## Problem to work on
Print all the entries verbatim.
——
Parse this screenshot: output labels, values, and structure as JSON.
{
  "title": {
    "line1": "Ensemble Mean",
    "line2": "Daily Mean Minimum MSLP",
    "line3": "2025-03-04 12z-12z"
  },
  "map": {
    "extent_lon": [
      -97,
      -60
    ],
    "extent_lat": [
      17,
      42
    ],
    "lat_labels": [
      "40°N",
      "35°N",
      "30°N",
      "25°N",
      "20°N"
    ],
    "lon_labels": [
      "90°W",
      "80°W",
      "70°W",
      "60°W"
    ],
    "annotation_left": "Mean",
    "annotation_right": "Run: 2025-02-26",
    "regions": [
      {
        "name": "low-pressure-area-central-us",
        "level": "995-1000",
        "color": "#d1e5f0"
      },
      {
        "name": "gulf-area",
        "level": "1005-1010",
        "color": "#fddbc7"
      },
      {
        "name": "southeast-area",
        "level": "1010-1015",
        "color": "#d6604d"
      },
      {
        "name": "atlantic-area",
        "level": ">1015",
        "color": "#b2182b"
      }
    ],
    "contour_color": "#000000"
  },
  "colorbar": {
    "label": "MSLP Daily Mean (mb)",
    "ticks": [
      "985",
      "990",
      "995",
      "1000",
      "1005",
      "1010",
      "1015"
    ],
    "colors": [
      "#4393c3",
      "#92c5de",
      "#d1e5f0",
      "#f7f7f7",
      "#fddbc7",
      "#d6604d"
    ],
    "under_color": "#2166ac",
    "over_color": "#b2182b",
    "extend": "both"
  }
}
——
## Solution to this task
Parse this screenshot: output labels, values, and structure as JSON.
{
  "title": {
    "line1": "Ensemble Mean",
    "line2": "Daily Mean Minimum MSLP",
    "line3": "2025-03-04 12z-12z"
  },
  "map": {
    "extent_lon": [
      -97,
      -60
    ],
    "extent_lat": [
      17,
      42
    ],
    "lat_labels": [
      "40°N",
      "35°N",
      "30°N",
      "25°N",
      "20°N"
    ],
    "lon_labels": [
      "90°W",
      "80°W",
      "70°W",
      "60°W"
    ],
    "annotation_left": "Mean",
    "annotation_right": "Run: 2025-02-26",
    "regions": [
      {
        "name": "low-pressure-area-central-us",
        "level": "995-1000",
        "color": "#d1e5f0"
      },
      {
        "name": "gulf-area",
        "level": "1005-1010",
        "color": "#fddbc7"
      },
      {
        "name": "southeast-area",
        "level": "1010-1015",
        "color": "#d6604d"
      },
      {
        "name": "atlantic-area",
        "level": ">1015",
        "color": "#b2182b"
      }
    ],
    "contour_color": "#000000"
  },
  "colorbar": {
    "label": "MSLP Daily Mean (mb)",
    "ticks": [
      "985",
      "990",
      "995",
      "1000",
      "1005",
      "1010",
      "1015"
    ],
    "colors": [
      "#4393c3",
      "#92c5de",
      "#d1e5f0",
      "#f7f7f7",
      "#fddbc7",
      "#d6604d"
    ],
    "under_color": "#2166ac",
    "over_color": "#b2182b",
    "extend": "both"
  }
}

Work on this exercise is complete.